(Work required) Return the full listing exactly as it is written.

(Material to process)
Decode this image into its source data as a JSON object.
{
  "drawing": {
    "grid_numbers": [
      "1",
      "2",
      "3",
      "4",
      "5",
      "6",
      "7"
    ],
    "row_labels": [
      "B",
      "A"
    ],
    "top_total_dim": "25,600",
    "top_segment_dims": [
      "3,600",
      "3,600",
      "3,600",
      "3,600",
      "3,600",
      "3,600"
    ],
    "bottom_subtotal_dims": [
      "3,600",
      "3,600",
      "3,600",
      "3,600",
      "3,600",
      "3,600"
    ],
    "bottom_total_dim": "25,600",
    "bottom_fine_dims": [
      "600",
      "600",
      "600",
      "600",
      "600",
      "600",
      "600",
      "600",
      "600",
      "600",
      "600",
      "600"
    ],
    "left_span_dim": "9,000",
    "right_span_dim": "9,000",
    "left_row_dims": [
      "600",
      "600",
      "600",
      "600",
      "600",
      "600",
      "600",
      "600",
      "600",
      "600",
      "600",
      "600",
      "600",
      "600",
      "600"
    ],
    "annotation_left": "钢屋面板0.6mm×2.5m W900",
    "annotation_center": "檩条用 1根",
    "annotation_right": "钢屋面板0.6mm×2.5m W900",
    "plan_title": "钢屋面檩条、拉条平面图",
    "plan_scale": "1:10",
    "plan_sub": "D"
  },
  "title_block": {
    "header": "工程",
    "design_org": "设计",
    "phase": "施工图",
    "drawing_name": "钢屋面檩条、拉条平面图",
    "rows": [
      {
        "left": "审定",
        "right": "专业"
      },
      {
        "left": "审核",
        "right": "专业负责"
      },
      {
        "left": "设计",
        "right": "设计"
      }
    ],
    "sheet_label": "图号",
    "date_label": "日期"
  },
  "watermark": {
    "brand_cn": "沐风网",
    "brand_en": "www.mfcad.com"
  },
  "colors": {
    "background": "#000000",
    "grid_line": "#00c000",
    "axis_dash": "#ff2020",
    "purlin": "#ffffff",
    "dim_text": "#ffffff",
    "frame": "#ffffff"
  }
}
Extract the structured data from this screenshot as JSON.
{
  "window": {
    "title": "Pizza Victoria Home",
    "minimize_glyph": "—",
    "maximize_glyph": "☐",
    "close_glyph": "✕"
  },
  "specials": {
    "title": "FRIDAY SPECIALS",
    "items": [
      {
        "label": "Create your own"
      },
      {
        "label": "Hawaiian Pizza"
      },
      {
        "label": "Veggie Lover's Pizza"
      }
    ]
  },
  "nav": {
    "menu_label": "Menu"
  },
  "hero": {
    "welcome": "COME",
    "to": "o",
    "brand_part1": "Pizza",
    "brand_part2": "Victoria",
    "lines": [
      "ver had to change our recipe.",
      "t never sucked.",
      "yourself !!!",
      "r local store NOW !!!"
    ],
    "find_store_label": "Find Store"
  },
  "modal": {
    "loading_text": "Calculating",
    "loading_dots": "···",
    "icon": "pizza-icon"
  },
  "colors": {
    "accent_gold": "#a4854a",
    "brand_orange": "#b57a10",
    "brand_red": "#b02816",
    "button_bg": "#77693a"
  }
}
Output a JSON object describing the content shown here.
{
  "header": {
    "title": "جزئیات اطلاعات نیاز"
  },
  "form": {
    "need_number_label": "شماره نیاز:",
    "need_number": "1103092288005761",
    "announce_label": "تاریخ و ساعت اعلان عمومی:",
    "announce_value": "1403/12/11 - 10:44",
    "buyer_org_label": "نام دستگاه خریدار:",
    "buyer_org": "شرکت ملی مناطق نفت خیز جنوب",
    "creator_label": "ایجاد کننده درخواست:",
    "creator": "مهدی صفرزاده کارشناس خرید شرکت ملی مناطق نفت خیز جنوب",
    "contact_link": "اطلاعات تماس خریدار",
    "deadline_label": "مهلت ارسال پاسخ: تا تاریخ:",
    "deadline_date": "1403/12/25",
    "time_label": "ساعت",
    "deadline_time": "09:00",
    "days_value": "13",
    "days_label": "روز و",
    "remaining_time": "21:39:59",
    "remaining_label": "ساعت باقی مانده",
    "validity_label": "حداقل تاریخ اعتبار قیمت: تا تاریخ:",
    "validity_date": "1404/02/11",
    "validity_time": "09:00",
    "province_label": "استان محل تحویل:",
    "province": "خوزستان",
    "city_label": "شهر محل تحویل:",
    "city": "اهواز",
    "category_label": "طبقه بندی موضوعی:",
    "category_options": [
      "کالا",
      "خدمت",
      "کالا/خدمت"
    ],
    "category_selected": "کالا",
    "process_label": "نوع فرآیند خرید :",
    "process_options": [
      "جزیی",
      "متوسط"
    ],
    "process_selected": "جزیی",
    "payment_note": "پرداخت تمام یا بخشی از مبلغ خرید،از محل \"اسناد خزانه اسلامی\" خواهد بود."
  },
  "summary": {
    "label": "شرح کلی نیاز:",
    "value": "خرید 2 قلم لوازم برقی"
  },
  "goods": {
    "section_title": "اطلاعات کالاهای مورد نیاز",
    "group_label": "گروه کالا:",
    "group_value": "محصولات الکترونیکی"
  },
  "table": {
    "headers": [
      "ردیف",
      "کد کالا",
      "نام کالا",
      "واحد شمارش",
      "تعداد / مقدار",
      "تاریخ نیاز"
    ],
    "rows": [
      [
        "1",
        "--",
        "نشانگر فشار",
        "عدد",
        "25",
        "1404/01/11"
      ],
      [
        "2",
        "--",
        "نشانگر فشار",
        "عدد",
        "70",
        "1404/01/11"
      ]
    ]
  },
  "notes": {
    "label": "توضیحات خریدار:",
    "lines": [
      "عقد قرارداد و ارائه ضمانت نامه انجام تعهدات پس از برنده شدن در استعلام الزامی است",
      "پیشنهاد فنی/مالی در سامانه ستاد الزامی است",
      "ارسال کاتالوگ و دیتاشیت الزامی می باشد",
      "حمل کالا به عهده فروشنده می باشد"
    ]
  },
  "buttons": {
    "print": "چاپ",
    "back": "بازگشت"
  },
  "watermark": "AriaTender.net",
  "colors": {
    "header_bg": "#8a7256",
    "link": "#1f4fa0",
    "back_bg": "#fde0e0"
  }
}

(Task response)
Decode this image into its source data as a JSON object.
{
  "drawing": {
    "grid_numbers": [
      "1",
      "2",
      "3",
      "4",
      "5",
      "6",
      "7"
    ],
    "row_labels": [
      "B",
      "A"
    ],
    "top_total_dim": "25,600",
    "top_segment_dims": [
      "3,600",
      "3,600",
      "3,600",
      "3,600",
      "3,600",
      "3,600"
    ],
    "bottom_subtotal_dims": [
      "3,600",
      "3,600",
      "3,600",
      "3,600",
      "3,600",
      "3,600"
    ],
    "bottom_total_dim": "25,600",
    "bottom_fine_dims": [
      "600",
      "600",
      "600",
      "600",
      "600",
      "600",
      "600",
      "600",
      "600",
      "600",
      "600",
      "600"
    ],
    "left_span_dim": "9,000",
    "right_span_dim": "9,000",
    "left_row_dims": [
      "600",
      "600",
      "600",
      "600",
      "600",
      "600",
      "600",
      "600",
      "600",
      "600",
      "600",
      "600",
      "600",
      "600",
      "600"
    ],
    "annotation_left": "钢屋面板0.6mm×2.5m W900",
    "annotation_center": "檩条用 1根",
    "annotation_right": "钢屋面板0.6mm×2.5m W900",
    "plan_title": "钢屋面檩条、拉条平面图",
    "plan_scale": "1:10",
    "plan_sub": "D"
  },
  "title_block": {
    "header": "工程",
    "design_org": "设计",
    "phase": "施工图",
    "drawing_name": "钢屋面檩条、拉条平面图",
    "rows": [
      {
        "left": "审定",
        "right": "专业"
      },
      {
        "left": "审核",
        "right": "专业负责"
      },
      {
        "left": "设计",
        "right": "设计"
      }
    ],
    "sheet_label": "图号",
    "date_label": "日期"
  },
  "watermark": {
    "brand_cn": "沐风网",
    "brand_en": "www.mfcad.com"
  },
  "colors": {
    "background": "#000000",
    "grid_line": "#00c000",
    "axis_dash": "#ff2020",
    "purlin": "#ffffff",
    "dim_text": "#ffffff",
    "frame": "#ffffff"
  }
}
Extract the structured data from this screenshot as JSON.
{
  "window": {
    "title": "Pizza Victoria Home",
    "minimize_glyph": "—",
    "maximize_glyph": "☐",
    "close_glyph": "✕"
  },
  "specials": {
    "title": "FRIDAY SPECIALS",
    "items": [
      {
        "label": "Create your own"
      },
      {
        "label": "Hawaiian Pizza"
      },
      {
        "label": "Veggie Lover's Pizza"
      }
    ]
  },
  "nav": {
    "menu_label": "Menu"
  },
  "hero": {
    "welcome": "COME",
    "to": "o",
    "brand_part1": "Pizza",
    "brand_part2": "Victoria",
    "lines": [
      "ver had to change our recipe.",
      "t never sucked.",
      "yourself !!!",
      "r local store NOW !!!"
    ],
    "find_store_label": "Find Store"
  },
  "modal": {
    "loading_text": "Calculating",
    "loading_dots": "···",
    "icon": "pizza-icon"
  },
  "colors": {
    "accent_gold": "#a4854a",
    "brand_orange": "#b57a10",
    "brand_red": "#b02816",
    "button_bg": "#77693a"
  }
}
Output a JSON object describing the content shown here.
{
  "header": {
    "title": "جزئیات اطلاعات نیاز"
  },
  "form": {
    "need_number_label": "شماره نیاز:",
    "need_number": "1103092288005761",
    "announce_label": "تاریخ و ساعت اعلان عمومی:",
    "announce_value": "1403/12/11 - 10:44",
    "buyer_org_label": "نام دستگاه خریدار:",
    "buyer_org": "شرکت ملی مناطق نفت خیز جنوب",
    "creator_label": "ایجاد کننده درخواست:",
    "creator": "مهدی صفرزاده کارشناس خرید شرکت ملی مناطق نفت خیز جنوب",
    "contact_link": "اطلاعات تماس خریدار",
    "deadline_label": "مهلت ارسال پاسخ: تا تاریخ:",
    "deadline_date": "1403/12/25",
    "time_label": "ساعت",
    "deadline_time": "09:00",
    "days_value": "13",
    "days_label": "روز و",
    "remaining_time": "21:39:59",
    "remaining_label": "ساعت باقی مانده",
    "validity_label": "حداقل تاریخ اعتبار قیمت: تا تاریخ:",
    "validity_date": "1404/02/11",
    "validity_time": "09:00",
    "province_label": "استان محل تحویل:",
    "province": "خوزستان",
    "city_label": "شهر محل تحویل:",
    "city": "اهواز",
    "category_label": "طبقه بندی موضوعی:",
    "category_options": [
      "کالا",
      "خدمت",
      "کالا/خدمت"
    ],
    "category_selected": "کالا",
    "process_label": "نوع فرآیند خرید :",
    "process_options": [
      "جزیی",
      "متوسط"
    ],
    "process_selected": "جزیی",
    "payment_note": "پرداخت تمام یا بخشی از مبلغ خرید،از محل \"اسناد خزانه اسلامی\" خواهد بود."
  },
  "summary": {
    "label": "شرح کلی نیاز:",
    "value": "خرید 2 قلم لوازم برقی"
  },
  "goods": {
    "section_title": "اطلاعات کالاهای مورد نیاز",
    "group_label": "گروه کالا:",
    "group_value": "محصولات الکترونیکی"
  },
  "table": {
    "headers": [
      "ردیف",
      "کد کالا",
      "نام کالا",
      "واحد شمارش",
      "تعداد / مقدار",
      "تاریخ نیاز"
    ],
    "rows": [
      [
        "1",
        "--",
        "نشانگر فشار",
        "عدد",
        "25",
        "1404/01/11"
      ],
      [
        "2",
        "--",
        "نشانگر فشار",
        "عدد",
        "70",
        "1404/01/11"
      ]
    ]
  },
  "notes": {
    "label": "توضیحات خریدار:",
    "lines": [
      "عقد قرارداد و ارائه ضمانت نامه انجام تعهدات پس از برنده شدن در استعلام الزامی است",
      "پیشنهاد فنی/مالی در سامانه ستاد الزامی است",
      "ارسال کاتالوگ و دیتاشیت الزامی می باشد",
      "حمل کالا به عهده فروشنده می باشد"
    ]
  },
  "buttons": {
    "print": "چاپ",
    "back": "بازگشت"
  },
  "watermark": "AriaTender.net",
  "colors": {
    "header_bg": "#8a7256",
    "link": "#1f4fa0",
    "back_bg": "#fde0e0"
  }
}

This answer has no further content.